Return every entry exactly as written.
# DATASET RECORDS start
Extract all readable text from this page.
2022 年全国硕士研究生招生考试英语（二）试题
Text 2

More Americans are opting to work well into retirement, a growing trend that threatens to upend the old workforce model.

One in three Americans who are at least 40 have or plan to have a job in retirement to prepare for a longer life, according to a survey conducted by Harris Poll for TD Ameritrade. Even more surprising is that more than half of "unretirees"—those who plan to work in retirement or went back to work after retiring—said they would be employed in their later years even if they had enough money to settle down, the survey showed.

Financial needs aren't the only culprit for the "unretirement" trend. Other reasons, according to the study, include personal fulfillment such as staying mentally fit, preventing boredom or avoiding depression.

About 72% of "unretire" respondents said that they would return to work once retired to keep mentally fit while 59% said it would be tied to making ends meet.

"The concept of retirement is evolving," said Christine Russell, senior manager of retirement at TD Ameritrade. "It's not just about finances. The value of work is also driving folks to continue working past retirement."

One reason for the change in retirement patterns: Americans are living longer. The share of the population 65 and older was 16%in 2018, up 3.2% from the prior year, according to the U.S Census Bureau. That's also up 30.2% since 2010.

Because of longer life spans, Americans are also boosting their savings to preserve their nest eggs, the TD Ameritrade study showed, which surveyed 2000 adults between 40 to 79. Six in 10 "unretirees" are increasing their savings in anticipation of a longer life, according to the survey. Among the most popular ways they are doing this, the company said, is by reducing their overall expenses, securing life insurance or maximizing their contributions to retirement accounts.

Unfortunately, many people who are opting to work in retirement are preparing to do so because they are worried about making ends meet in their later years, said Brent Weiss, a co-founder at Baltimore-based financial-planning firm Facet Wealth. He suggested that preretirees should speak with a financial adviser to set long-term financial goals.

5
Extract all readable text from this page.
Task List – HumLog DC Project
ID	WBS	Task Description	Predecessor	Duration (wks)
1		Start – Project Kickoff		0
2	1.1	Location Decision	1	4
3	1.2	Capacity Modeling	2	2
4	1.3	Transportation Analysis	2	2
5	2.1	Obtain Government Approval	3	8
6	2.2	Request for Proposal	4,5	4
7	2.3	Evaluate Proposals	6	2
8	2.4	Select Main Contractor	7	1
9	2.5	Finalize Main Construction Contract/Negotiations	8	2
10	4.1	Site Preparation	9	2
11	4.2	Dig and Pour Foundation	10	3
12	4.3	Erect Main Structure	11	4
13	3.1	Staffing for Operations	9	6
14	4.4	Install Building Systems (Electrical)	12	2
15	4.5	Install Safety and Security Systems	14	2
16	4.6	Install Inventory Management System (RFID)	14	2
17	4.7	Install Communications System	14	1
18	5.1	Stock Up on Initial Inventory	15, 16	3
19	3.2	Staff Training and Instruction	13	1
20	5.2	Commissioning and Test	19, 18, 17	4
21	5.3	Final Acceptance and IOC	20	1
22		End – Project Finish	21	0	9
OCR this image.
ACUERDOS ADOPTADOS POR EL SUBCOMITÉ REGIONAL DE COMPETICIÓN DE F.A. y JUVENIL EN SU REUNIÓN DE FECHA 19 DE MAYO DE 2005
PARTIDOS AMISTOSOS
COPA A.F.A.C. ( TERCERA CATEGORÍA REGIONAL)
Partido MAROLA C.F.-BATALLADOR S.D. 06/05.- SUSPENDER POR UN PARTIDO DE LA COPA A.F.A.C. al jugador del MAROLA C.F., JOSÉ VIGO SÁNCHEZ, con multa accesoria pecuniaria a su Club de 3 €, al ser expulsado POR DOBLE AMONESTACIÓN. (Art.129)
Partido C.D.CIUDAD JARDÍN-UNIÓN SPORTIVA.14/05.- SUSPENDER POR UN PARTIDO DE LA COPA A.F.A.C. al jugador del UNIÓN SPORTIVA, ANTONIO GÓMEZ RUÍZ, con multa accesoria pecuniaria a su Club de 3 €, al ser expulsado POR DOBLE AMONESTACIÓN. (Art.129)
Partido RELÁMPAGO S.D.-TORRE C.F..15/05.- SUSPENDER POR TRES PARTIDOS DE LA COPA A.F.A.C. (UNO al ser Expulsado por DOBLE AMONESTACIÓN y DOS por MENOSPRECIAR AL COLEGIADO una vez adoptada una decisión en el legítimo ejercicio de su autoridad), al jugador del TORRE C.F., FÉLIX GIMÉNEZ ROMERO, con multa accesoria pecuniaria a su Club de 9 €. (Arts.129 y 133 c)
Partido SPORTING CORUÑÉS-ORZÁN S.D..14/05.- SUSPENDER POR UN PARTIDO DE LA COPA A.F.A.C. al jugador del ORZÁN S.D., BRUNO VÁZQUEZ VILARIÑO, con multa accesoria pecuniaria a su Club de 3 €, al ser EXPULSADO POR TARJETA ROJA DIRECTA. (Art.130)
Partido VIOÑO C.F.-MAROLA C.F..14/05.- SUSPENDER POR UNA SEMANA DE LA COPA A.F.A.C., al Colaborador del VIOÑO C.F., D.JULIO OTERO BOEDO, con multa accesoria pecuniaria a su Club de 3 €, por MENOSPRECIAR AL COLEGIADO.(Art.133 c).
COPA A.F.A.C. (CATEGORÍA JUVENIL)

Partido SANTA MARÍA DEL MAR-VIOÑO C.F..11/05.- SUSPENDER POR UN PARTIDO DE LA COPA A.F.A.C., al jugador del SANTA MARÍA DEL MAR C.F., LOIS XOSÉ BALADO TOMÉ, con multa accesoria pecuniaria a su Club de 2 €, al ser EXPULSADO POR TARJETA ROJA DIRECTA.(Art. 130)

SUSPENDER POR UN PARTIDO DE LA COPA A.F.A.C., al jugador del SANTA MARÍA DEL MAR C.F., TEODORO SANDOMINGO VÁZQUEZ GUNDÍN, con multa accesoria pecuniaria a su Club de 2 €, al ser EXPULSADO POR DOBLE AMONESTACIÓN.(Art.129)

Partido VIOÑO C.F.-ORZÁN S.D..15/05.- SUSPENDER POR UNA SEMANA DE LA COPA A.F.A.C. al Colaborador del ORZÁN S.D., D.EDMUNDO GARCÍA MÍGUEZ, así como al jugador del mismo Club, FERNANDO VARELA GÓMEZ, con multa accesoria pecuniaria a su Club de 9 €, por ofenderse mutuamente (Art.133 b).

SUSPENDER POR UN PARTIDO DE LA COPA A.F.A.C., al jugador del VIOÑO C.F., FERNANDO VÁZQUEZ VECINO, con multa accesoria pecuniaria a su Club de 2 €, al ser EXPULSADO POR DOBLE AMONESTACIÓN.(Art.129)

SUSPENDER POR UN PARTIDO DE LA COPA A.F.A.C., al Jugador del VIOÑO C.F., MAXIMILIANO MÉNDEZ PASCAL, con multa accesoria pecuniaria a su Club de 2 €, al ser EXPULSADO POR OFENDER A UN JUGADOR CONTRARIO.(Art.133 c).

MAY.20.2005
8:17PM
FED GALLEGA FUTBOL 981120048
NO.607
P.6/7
# DATASET RECORDS end
__FINISHED TASK__:
Extract all readable text from this page.
2022 年全国硕士研究生招生考试英语（二）试题
Text 2

More Americans are opting to work well into retirement, a growing trend that threatens to upend the old workforce model.

One in three Americans who are at least 40 have or plan to have a job in retirement to prepare for a longer life, according to a survey conducted by Harris Poll for TD Ameritrade. Even more surprising is that more than half of "unretirees"—those who plan to work in retirement or went back to work after retiring—said they would be employed in their later years even if they had enough money to settle down, the survey showed.

Financial needs aren't the only culprit for the "unretirement" trend. Other reasons, according to the study, include personal fulfillment such as staying mentally fit, preventing boredom or avoiding depression.

About 72% of "unretire" respondents said that they would return to work once retired to keep mentally fit while 59% said it would be tied to making ends meet.

"The concept of retirement is evolving," said Christine Russell, senior manager of retirement at TD Ameritrade. "It's not just about finances. The value of work is also driving folks to continue working past retirement."

One reason for the change in retirement patterns: Americans are living longer. The share of the population 65 and older was 16%in 2018, up 3.2% from the prior year, according to the U.S Census Bureau. That's also up 30.2% since 2010.

Because of longer life spans, Americans are also boosting their savings to preserve their nest eggs, the TD Ameritrade study showed, which surveyed 2000 adults between 40 to 79. Six in 10 "unretirees" are increasing their savings in anticipation of a longer life, according to the survey. Among the most popular ways they are doing this, the company said, is by reducing their overall expenses, securing life insurance or maximizing their contributions to retirement accounts.

Unfortunately, many people who are opting to work in retirement are preparing to do so because they are worried about making ends meet in their later years, said Brent Weiss, a co-founder at Baltimore-based financial-planning firm Facet Wealth. He suggested that preretirees should speak with a financial adviser to set long-term financial goals.

5
Extract all readable text from this page.
Task List – HumLog DC Project
ID	WBS	Task Description	Predecessor	Duration (wks)
1		Start – Project Kickoff		0
2	1.1	Location Decision	1	4
3	1.2	Capacity Modeling	2	2
4	1.3	Transportation Analysis	2	2
5	2.1	Obtain Government Approval	3	8
6	2.2	Request for Proposal	4,5	4
7	2.3	Evaluate Proposals	6	2
8	2.4	Select Main Contractor	7	1
9	2.5	Finalize Main Construction Contract/Negotiations	8	2
10	4.1	Site Preparation	9	2
11	4.2	Dig and Pour Foundation	10	3
12	4.3	Erect Main Structure	11	4
13	3.1	Staffing for Operations	9	6
14	4.4	Install Building Systems (Electrical)	12	2
15	4.5	Install Safety and Security Systems	14	2
16	4.6	Install Inventory Management System (RFID)	14	2
17	4.7	Install Communications System	14	1
18	5.1	Stock Up on Initial Inventory	15, 16	3
19	3.2	Staff Training and Instruction	13	1
20	5.2	Commissioning and Test	19, 18, 17	4
21	5.3	Final Acceptance and IOC	20	1
22		End – Project Finish	21	0	9
OCR this image.
ACUERDOS ADOPTADOS POR EL SUBCOMITÉ REGIONAL DE COMPETICIÓN DE F.A. y JUVENIL EN SU REUNIÓN DE FECHA 19 DE MAYO DE 2005
PARTIDOS AMISTOSOS
COPA A.F.A.C. ( TERCERA CATEGORÍA REGIONAL)
Partido MAROLA C.F.-BATALLADOR S.D. 06/05.- SUSPENDER POR UN PARTIDO DE LA COPA A.F.A.C. al jugador del MAROLA C.F., JOSÉ VIGO SÁNCHEZ, con multa accesoria pecuniaria a su Club de 3 €, al ser expulsado POR DOBLE AMONESTACIÓN. (Art.129)
Partido C.D.CIUDAD JARDÍN-UNIÓN SPORTIVA.14/05.- SUSPENDER POR UN PARTIDO DE LA COPA A.F.A.C. al jugador del UNIÓN SPORTIVA, ANTONIO GÓMEZ RUÍZ, con multa accesoria pecuniaria a su Club de 3 €, al ser expulsado POR DOBLE AMONESTACIÓN. (Art.129)
Partido RELÁMPAGO S.D.-TORRE C.F..15/05.- SUSPENDER POR TRES PARTIDOS DE LA COPA A.F.A.C. (UNO al ser Expulsado por DOBLE AMONESTACIÓN y DOS por MENOSPRECIAR AL COLEGIADO una vez adoptada una decisión en el legítimo ejercicio de su autoridad), al jugador del TORRE C.F., FÉLIX GIMÉNEZ ROMERO, con multa accesoria pecuniaria a su Club de 9 €. (Arts.129 y 133 c)
Partido SPORTING CORUÑÉS-ORZÁN S.D..14/05.- SUSPENDER POR UN PARTIDO DE LA COPA A.F.A.C. al jugador del ORZÁN S.D., BRUNO VÁZQUEZ VILARIÑO, con multa accesoria pecuniaria a su Club de 3 €, al ser EXPULSADO POR TARJETA ROJA DIRECTA. (Art.130)
Partido VIOÑO C.F.-MAROLA C.F..14/05.- SUSPENDER POR UNA SEMANA DE LA COPA A.F.A.C., al Colaborador del VIOÑO C.F., D.JULIO OTERO BOEDO, con multa accesoria pecuniaria a su Club de 3 €, por MENOSPRECIAR AL COLEGIADO.(Art.133 c).
COPA A.F.A.C. (CATEGORÍA JUVENIL)

Partido SANTA MARÍA DEL MAR-VIOÑO C.F..11/05.- SUSPENDER POR UN PARTIDO DE LA COPA A.F.A.C., al jugador del SANTA MARÍA DEL MAR C.F., LOIS XOSÉ BALADO TOMÉ, con multa accesoria pecuniaria a su Club de 2 €, al ser EXPULSADO POR TARJETA ROJA DIRECTA.(Art. 130)

SUSPENDER POR UN PARTIDO DE LA COPA A.F.A.C., al jugador del SANTA MARÍA DEL MAR C.F., TEODORO SANDOMINGO VÁZQUEZ GUNDÍN, con multa accesoria pecuniaria a su Club de 2 €, al ser EXPULSADO POR DOBLE AMONESTACIÓN.(Art.129)

Partido VIOÑO C.F.-ORZÁN S.D..15/05.- SUSPENDER POR UNA SEMANA DE LA COPA A.F.A.C. al Colaborador del ORZÁN S.D., D.EDMUNDO GARCÍA MÍGUEZ, así como al jugador del mismo Club, FERNANDO VARELA GÓMEZ, con multa accesoria pecuniaria a su Club de 9 €, por ofenderse mutuamente (Art.133 b).

SUSPENDER POR UN PARTIDO DE LA COPA A.F.A.C., al jugador del VIOÑO C.F., FERNANDO VÁZQUEZ VECINO, con multa accesoria pecuniaria a su Club de 2 €, al ser EXPULSADO POR DOBLE AMONESTACIÓN.(Art.129)

SUSPENDER POR UN PARTIDO DE LA COPA A.F.A.C., al Jugador del VIOÑO C.F., MAXIMILIANO MÉNDEZ PASCAL, con multa accesoria pecuniaria a su Club de 2 €, al ser EXPULSADO POR OFENDER A UN JUGADOR CONTRARIO.(Art.133 c).

MAY.20.2005
8:17PM
FED GALLEGA FUTBOL 981120048
NO.607
P.6/7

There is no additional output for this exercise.